DO THIS: Locate the lines of the listing below that hold "name", then copy each of them.

===== INPUT MATERIAL

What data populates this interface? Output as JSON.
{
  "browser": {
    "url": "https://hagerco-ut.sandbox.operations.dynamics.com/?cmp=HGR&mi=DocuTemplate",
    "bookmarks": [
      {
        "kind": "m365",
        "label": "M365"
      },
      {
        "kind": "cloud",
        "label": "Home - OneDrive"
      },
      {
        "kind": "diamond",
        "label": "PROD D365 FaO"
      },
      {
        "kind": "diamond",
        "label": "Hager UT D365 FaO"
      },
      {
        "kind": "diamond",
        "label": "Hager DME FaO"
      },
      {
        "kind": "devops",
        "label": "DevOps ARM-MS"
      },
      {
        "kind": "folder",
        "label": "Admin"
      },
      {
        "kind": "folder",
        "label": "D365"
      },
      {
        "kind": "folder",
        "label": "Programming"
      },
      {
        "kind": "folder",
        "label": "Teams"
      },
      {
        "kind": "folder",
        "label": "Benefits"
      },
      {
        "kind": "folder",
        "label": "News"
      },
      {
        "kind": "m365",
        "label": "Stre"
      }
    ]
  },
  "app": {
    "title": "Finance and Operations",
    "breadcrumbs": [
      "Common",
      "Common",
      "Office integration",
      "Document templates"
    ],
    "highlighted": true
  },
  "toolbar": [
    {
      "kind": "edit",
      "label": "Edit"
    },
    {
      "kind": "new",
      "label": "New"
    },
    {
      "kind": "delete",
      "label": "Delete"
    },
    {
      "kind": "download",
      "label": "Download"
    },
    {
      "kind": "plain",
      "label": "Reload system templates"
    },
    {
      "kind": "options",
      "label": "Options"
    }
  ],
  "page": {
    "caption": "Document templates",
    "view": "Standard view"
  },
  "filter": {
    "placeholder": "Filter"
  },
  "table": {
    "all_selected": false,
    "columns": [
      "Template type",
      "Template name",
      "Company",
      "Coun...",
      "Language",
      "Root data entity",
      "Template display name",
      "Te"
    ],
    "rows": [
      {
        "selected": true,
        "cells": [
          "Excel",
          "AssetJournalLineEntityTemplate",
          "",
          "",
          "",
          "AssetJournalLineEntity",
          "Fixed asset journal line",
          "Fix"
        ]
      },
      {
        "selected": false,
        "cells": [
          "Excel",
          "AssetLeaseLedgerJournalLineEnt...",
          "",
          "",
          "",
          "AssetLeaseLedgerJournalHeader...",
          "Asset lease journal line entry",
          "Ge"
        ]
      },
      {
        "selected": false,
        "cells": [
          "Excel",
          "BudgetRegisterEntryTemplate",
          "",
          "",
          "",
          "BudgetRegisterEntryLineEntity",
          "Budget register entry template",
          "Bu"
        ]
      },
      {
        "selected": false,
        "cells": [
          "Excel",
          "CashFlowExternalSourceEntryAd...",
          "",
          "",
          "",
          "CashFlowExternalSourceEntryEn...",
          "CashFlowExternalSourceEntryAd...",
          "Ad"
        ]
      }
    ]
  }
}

==========

RIGHT ANSWER:
      "Template name",
      "Template display name",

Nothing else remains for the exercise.